== Segment start ==

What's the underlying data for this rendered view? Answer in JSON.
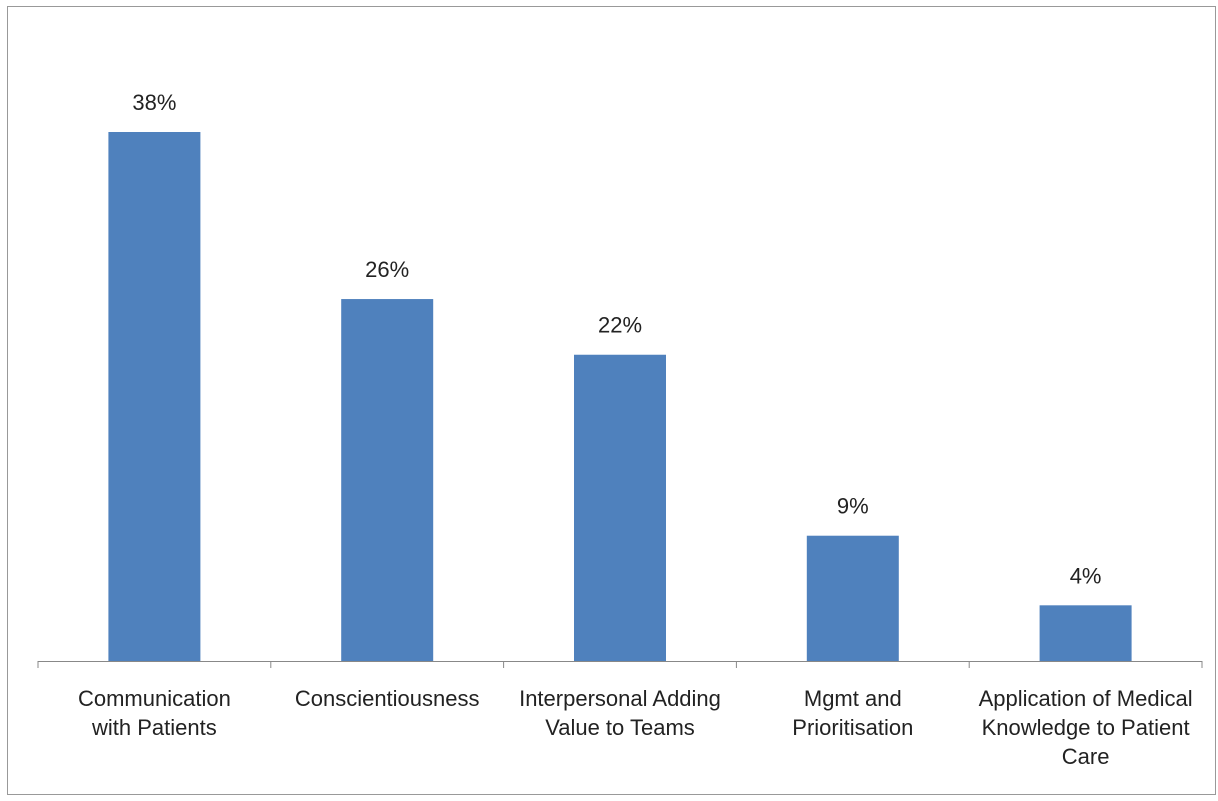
{
  "chart_data": {
    "type": "bar",
    "categories": [
      "Communication with Patients",
      "Conscientiousness",
      "Interpersonal Adding Value to Teams",
      "Mgmt and Prioritisation",
      "Application of Medical Knowledge to Patient Care"
    ],
    "values": [
      38,
      26,
      22,
      9,
      4
    ],
    "value_labels": [
      "38%",
      "26%",
      "22%",
      "9%",
      "4%"
    ],
    "color": "#4f81bd"
  }
}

== Segment end ==

- [Problem statement]: I'd like the material duplicated exactly, without its pictures.

- [Result]:
What's the underlying data for this rendered view? Answer in JSON.
{
  "chart_data": {
    "type": "bar",
    "categories": [
      "Communication with Patients",
      "Conscientiousness",
      "Interpersonal Adding Value to Teams",
      "Mgmt and Prioritisation",
      "Application of Medical Knowledge to Patient Care"
    ],
    "values": [
      38,
      26,
      22,
      9,
      4
    ],
    "value_labels": [
      "38%",
      "26%",
      "22%",
      "9%",
      "4%"
    ],
    "color": "#4f81bd"
  }
}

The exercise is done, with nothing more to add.